▸ **Exercise brief**
Copy the records that follow exactly as written, but not their pictures.

▸ **Available data**
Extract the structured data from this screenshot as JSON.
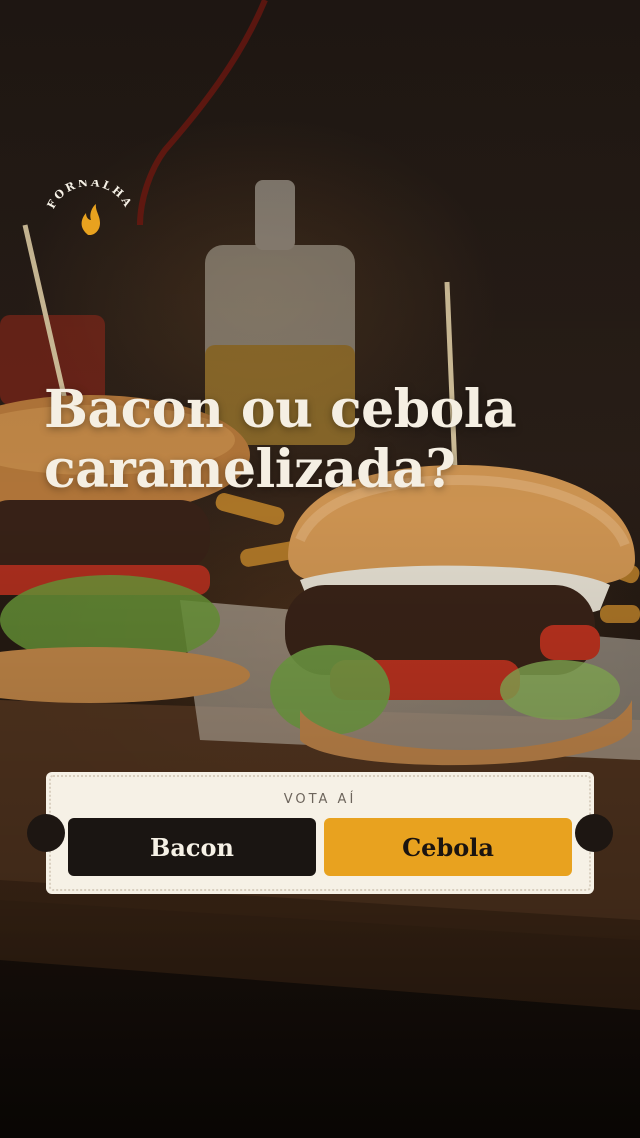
{
  "brand": {
    "name": "FORNALHA",
    "flame_color": "#e8a21f"
  },
  "headline": {
    "line1": "Bacon ou cebola",
    "line2": "caramelizada?"
  },
  "poll": {
    "label": "VOTA AÍ",
    "options": [
      {
        "label": "Bacon",
        "color": "#1a1512"
      },
      {
        "label": "Cebola",
        "color": "#e8a21f"
      }
    ]
  }
}
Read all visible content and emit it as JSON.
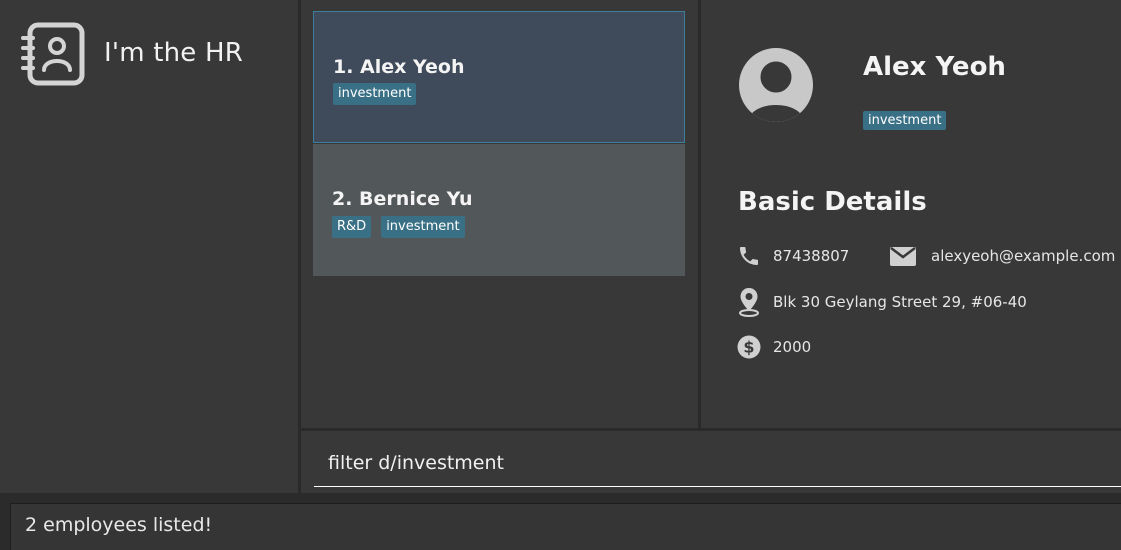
{
  "app": {
    "title": "I'm the HR",
    "logo_icon": "contact-book-icon"
  },
  "employee_list": {
    "items": [
      {
        "index": "1.",
        "name": "Alex Yeoh",
        "display": "1.  Alex Yeoh",
        "tags": [
          "investment"
        ],
        "selected": true
      },
      {
        "index": "2.",
        "name": "Bernice Yu",
        "display": "2.  Bernice Yu",
        "tags": [
          "R&D",
          "investment"
        ],
        "selected": false
      }
    ]
  },
  "detail": {
    "name": "Alex Yeoh",
    "tags": [
      "investment"
    ],
    "section_title": "Basic Details",
    "phone": "87438807",
    "email": "alexyeoh@example.com",
    "address": "Blk 30 Geylang Street 29, #06-40",
    "salary": "2000",
    "icons": {
      "avatar": "user-avatar-icon",
      "phone": "phone-icon",
      "email": "envelope-icon",
      "address": "location-pin-icon",
      "salary": "dollar-icon"
    }
  },
  "command": {
    "value": "filter d/investment"
  },
  "result": {
    "message": "2 employees listed!"
  },
  "colors": {
    "background": "#2b2b2b",
    "panel": "#383838",
    "selected_card": "#3f4a5a",
    "selected_border": "#3e7d9b",
    "card_alt": "#525759",
    "tag": "#3a7085"
  }
}
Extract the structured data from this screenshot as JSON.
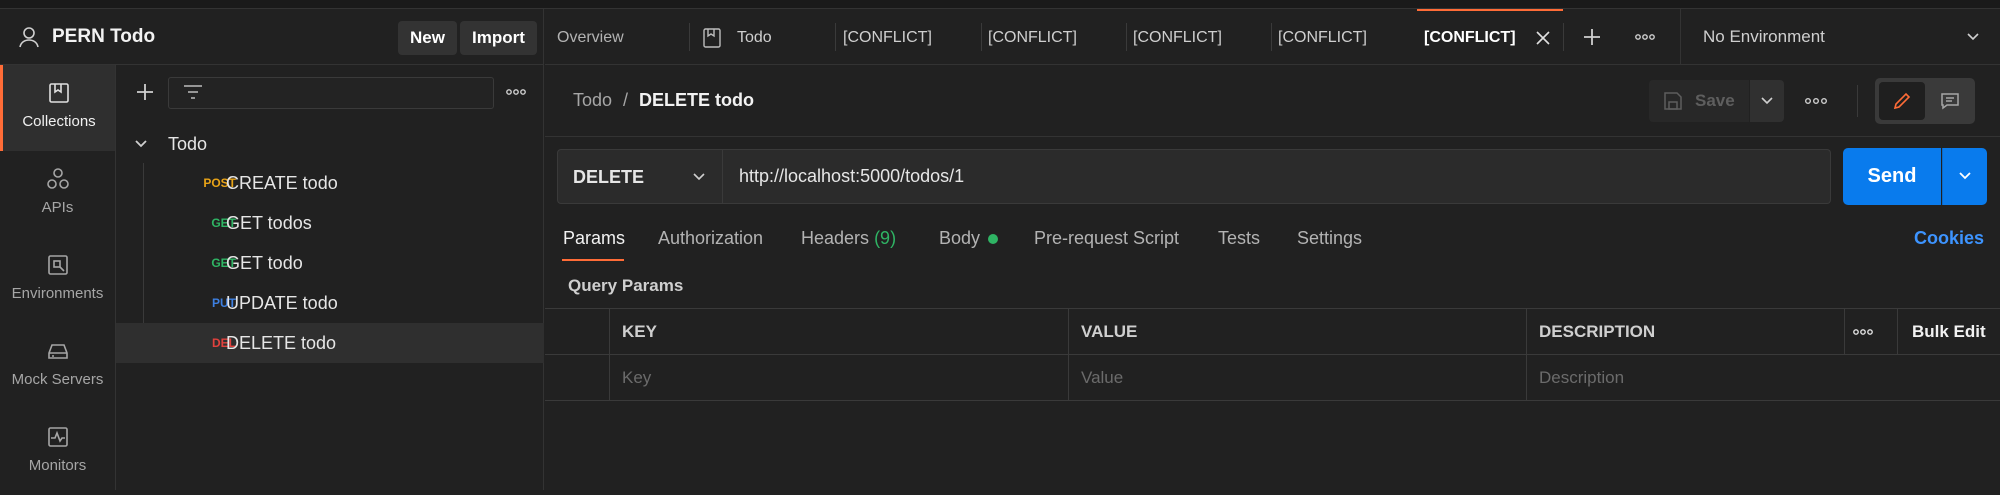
{
  "workspace": {
    "title": "PERN Todo",
    "new_label": "New",
    "import_label": "Import"
  },
  "sidebar": {
    "items": [
      {
        "label": "Collections",
        "icon": "collections-icon",
        "active": true
      },
      {
        "label": "APIs",
        "icon": "apis-icon",
        "active": false
      },
      {
        "label": "Environments",
        "icon": "environments-icon",
        "active": false
      },
      {
        "label": "Mock Servers",
        "icon": "mock-servers-icon",
        "active": false
      },
      {
        "label": "Monitors",
        "icon": "monitors-icon",
        "active": false
      }
    ]
  },
  "collection": {
    "name": "Todo",
    "requests": [
      {
        "method": "POST",
        "name": "CREATE todo",
        "color": "#e8a317"
      },
      {
        "method": "GET",
        "name": "GET todos",
        "color": "#2fb464"
      },
      {
        "method": "GET",
        "name": "GET todo",
        "color": "#2fb464"
      },
      {
        "method": "PUT",
        "name": "UPDATE todo",
        "color": "#3d7fe0"
      },
      {
        "method": "DEL",
        "name": "DELETE todo",
        "color": "#e0413d",
        "active": true
      }
    ]
  },
  "tabs": {
    "overview": "Overview",
    "todo": "Todo",
    "conflicts": [
      "[CONFLICT]",
      "[CONFLICT]",
      "[CONFLICT]",
      "[CONFLICT]",
      "[CONFLICT]"
    ]
  },
  "environment": {
    "selected": "No Environment"
  },
  "request": {
    "breadcrumb_parent": "Todo",
    "breadcrumb_sep": "/",
    "breadcrumb_current": "DELETE todo",
    "save_label": "Save",
    "method": "DELETE",
    "url": "http://localhost:5000/todos/1",
    "send_label": "Send"
  },
  "request_tabs": {
    "params": "Params",
    "authorization": "Authorization",
    "headers": "Headers",
    "headers_count": "(9)",
    "body": "Body",
    "pre_request": "Pre-request Script",
    "tests": "Tests",
    "settings": "Settings",
    "cookies": "Cookies"
  },
  "query_params": {
    "title": "Query Params",
    "columns": [
      "KEY",
      "VALUE",
      "DESCRIPTION"
    ],
    "placeholders": [
      "Key",
      "Value",
      "Description"
    ],
    "bulk_edit": "Bulk Edit"
  },
  "colors": {
    "accent": "#ff6c37",
    "send": "#097bed",
    "link": "#3d94ff",
    "success": "#2fb464"
  }
}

▸ **Result for this task**
Extract the structured data from this screenshot as JSON.
{
  "brand": {
    "name": "FORNALHA",
    "flame_color": "#e8a21f"
  },
  "headline": {
    "line1": "Bacon ou cebola",
    "line2": "caramelizada?"
  },
  "poll": {
    "label": "VOTA AÍ",
    "options": [
      {
        "label": "Bacon",
        "color": "#1a1512"
      },
      {
        "label": "Cebola",
        "color": "#e8a21f"
      }
    ]
  }
}
Read all visible content and emit it as JSON.
{
  "app": {
    "title": "I'm the HR",
    "logo_icon": "contact-book-icon"
  },
  "employee_list": {
    "items": [
      {
        "index": "1.",
        "name": "Alex Yeoh",
        "display": "1.  Alex Yeoh",
        "tags": [
          "investment"
        ],
        "selected": true
      },
      {
        "index": "2.",
        "name": "Bernice Yu",
        "display": "2.  Bernice Yu",
        "tags": [
          "R&D",
          "investment"
        ],
        "selected": false
      }
    ]
  },
  "detail": {
    "name": "Alex Yeoh",
    "tags": [
      "investment"
    ],
    "section_title": "Basic Details",
    "phone": "87438807",
    "email": "alexyeoh@example.com",
    "address": "Blk 30 Geylang Street 29, #06-40",
    "salary": "2000",
    "icons": {
      "avatar": "user-avatar-icon",
      "phone": "phone-icon",
      "email": "envelope-icon",
      "address": "location-pin-icon",
      "salary": "dollar-icon"
    }
  },
  "command": {
    "value": "filter d/investment"
  },
  "result": {
    "message": "2 employees listed!"
  },
  "colors": {
    "background": "#2b2b2b",
    "panel": "#383838",
    "selected_card": "#3f4a5a",
    "selected_border": "#3e7d9b",
    "card_alt": "#525759",
    "tag": "#3a7085"
  }
}
Extract the structured data from this screenshot as JSON.
{
  "workspace": {
    "title": "PERN Todo",
    "new_label": "New",
    "import_label": "Import"
  },
  "sidebar": {
    "items": [
      {
        "label": "Collections",
        "icon": "collections-icon",
        "active": true
      },
      {
        "label": "APIs",
        "icon": "apis-icon",
        "active": false
      },
      {
        "label": "Environments",
        "icon": "environments-icon",
        "active": false
      },
      {
        "label": "Mock Servers",
        "icon": "mock-servers-icon",
        "active": false
      },
      {
        "label": "Monitors",
        "icon": "monitors-icon",
        "active": false
      }
    ]
  },
  "collection": {
    "name": "Todo",
    "requests": [
      {
        "method": "POST",
        "name": "CREATE todo",
        "color": "#e8a317"
      },
      {
        "method": "GET",
        "name": "GET todos",
        "color": "#2fb464"
      },
      {
        "method": "GET",
        "name": "GET todo",
        "color": "#2fb464"
      },
      {
        "method": "PUT",
        "name": "UPDATE todo",
        "color": "#3d7fe0"
      },
      {
        "method": "DEL",
        "name": "DELETE todo",
        "color": "#e0413d",
        "active": true
      }
    ]
  },
  "tabs": {
    "overview": "Overview",
    "todo": "Todo",
    "conflicts": [
      "[CONFLICT]",
      "[CONFLICT]",
      "[CONFLICT]",
      "[CONFLICT]",
      "[CONFLICT]"
    ]
  },
  "environment": {
    "selected": "No Environment"
  },
  "request": {
    "breadcrumb_parent": "Todo",
    "breadcrumb_sep": "/",
    "breadcrumb_current": "DELETE todo",
    "save_label": "Save",
    "method": "DELETE",
    "url": "http://localhost:5000/todos/1",
    "send_label": "Send"
  },
  "request_tabs": {
    "params": "Params",
    "authorization": "Authorization",
    "headers": "Headers",
    "headers_count": "(9)",
    "body": "Body",
    "pre_request": "Pre-request Script",
    "tests": "Tests",
    "settings": "Settings",
    "cookies": "Cookies"
  },
  "query_params": {
    "title": "Query Params",
    "columns": [
      "KEY",
      "VALUE",
      "DESCRIPTION"
    ],
    "placeholders": [
      "Key",
      "Value",
      "Description"
    ],
    "bulk_edit": "Bulk Edit"
  },
  "colors": {
    "accent": "#ff6c37",
    "send": "#097bed",
    "link": "#3d94ff",
    "success": "#2fb464"
  }
}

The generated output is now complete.